# DATASET RECORDS
————

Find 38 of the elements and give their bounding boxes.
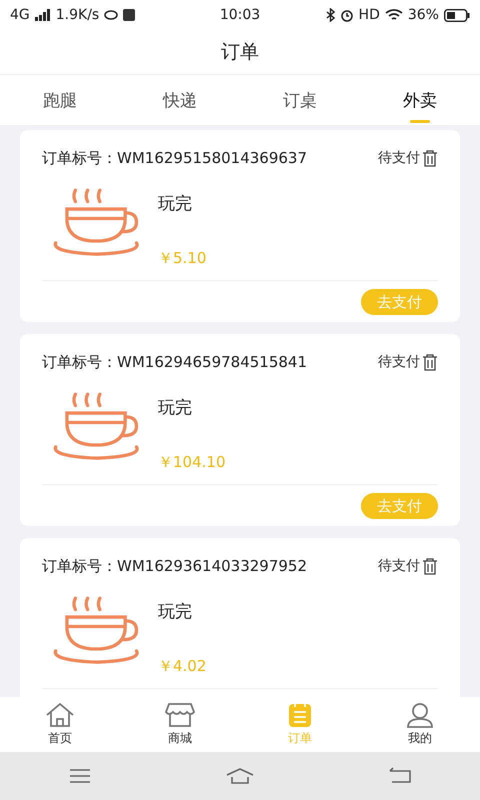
order-status: 待支付 [378, 149, 420, 167]
order-status: 待支付 [378, 557, 420, 575]
nav-item[interactable]: 首页 [0, 697, 120, 752]
trash-icon[interactable] [422, 150, 438, 166]
item-name: 玩完 [158, 601, 193, 623]
battery-icon [444, 8, 470, 22]
order-tab[interactable]: 外卖 [360, 75, 480, 125]
nav-item[interactable]: 商城 [120, 697, 240, 752]
order-number: 订单标号：WM16294659784515841 [42, 352, 308, 372]
alarm-icon [340, 8, 354, 22]
item-price: ￥104.10 [158, 453, 226, 472]
order-number: 订单标号：WM16295158014369637 [42, 148, 308, 168]
battery-percent: 36% [408, 7, 439, 23]
network-type: 4G [10, 7, 30, 23]
page-title: 订单 [221, 40, 259, 65]
item-name: 玩完 [158, 397, 193, 419]
signal-icon [34, 9, 51, 21]
store-icon [165, 702, 195, 728]
user-icon [405, 702, 435, 728]
order-tab[interactable]: 跑腿 [0, 75, 120, 125]
home-icon [45, 702, 75, 728]
item-price: ￥5.10 [158, 249, 206, 268]
trash-icon[interactable] [422, 354, 438, 370]
nav-item[interactable]: 我的 [360, 697, 480, 752]
order-tab[interactable]: 订桌 [240, 75, 360, 125]
trash-icon[interactable] [422, 558, 438, 574]
wifi-icon [384, 8, 403, 22]
network-speed: 1.9K/s [56, 7, 100, 23]
order-number: 订单标号：WM16293614033297952 [42, 556, 308, 576]
clock-time: 10:03 [220, 7, 260, 23]
hd-indicator: HD [358, 7, 380, 23]
order-status: 待支付 [378, 353, 420, 371]
app-icon [123, 9, 136, 21]
item-name: 玩完 [158, 193, 193, 215]
order-tab[interactable]: 快递 [120, 75, 240, 125]
home-icon[interactable] [226, 766, 254, 786]
item-price: ￥4.02 [158, 657, 206, 676]
bluetooth-icon [326, 8, 335, 22]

————

Can you reproduce the listing with each "trash-icon" swapped for "delete-icon", keeping everything else the same and leaving out the picture?

Find 38 of the elements and give their bounding boxes.
order-status: 待支付 [378, 149, 420, 167]
order-status: 待支付 [378, 557, 420, 575]
nav-item[interactable]: 首页 [0, 697, 120, 752]
delete-icon[interactable] [422, 150, 438, 166]
item-name: 玩完 [158, 601, 193, 623]
battery-icon [444, 8, 470, 22]
order-tab[interactable]: 外卖 [360, 75, 480, 125]
nav-item[interactable]: 商城 [120, 697, 240, 752]
order-number: 订单标号：WM16294659784515841 [42, 352, 308, 372]
alarm-icon [340, 8, 354, 22]
item-price: ￥104.10 [158, 453, 226, 472]
order-number: 订单标号：WM16295158014369637 [42, 148, 308, 168]
battery-percent: 36% [408, 7, 439, 23]
network-type: 4G [10, 7, 30, 23]
page-title: 订单 [221, 40, 259, 65]
item-name: 玩完 [158, 397, 193, 419]
signal-icon [34, 9, 51, 21]
store-icon [165, 702, 195, 728]
user-icon [405, 702, 435, 728]
order-tab[interactable]: 跑腿 [0, 75, 120, 125]
home-icon [45, 702, 75, 728]
item-price: ￥5.10 [158, 249, 206, 268]
delete-icon[interactable] [422, 354, 438, 370]
nav-item[interactable]: 我的 [360, 697, 480, 752]
order-tab[interactable]: 订桌 [240, 75, 360, 125]
delete-icon[interactable] [422, 558, 438, 574]
wifi-icon [384, 8, 403, 22]
network-speed: 1.9K/s [56, 7, 100, 23]
order-number: 订单标号：WM16293614033297952 [42, 556, 308, 576]
clock-time: 10:03 [220, 7, 260, 23]
hd-indicator: HD [358, 7, 380, 23]
order-status: 待支付 [378, 353, 420, 371]
app-icon [123, 9, 136, 21]
item-name: 玩完 [158, 193, 193, 215]
order-tab[interactable]: 快递 [120, 75, 240, 125]
home-icon[interactable] [226, 766, 254, 786]
item-price: ￥4.02 [158, 657, 206, 676]
bluetooth-icon [326, 8, 335, 22]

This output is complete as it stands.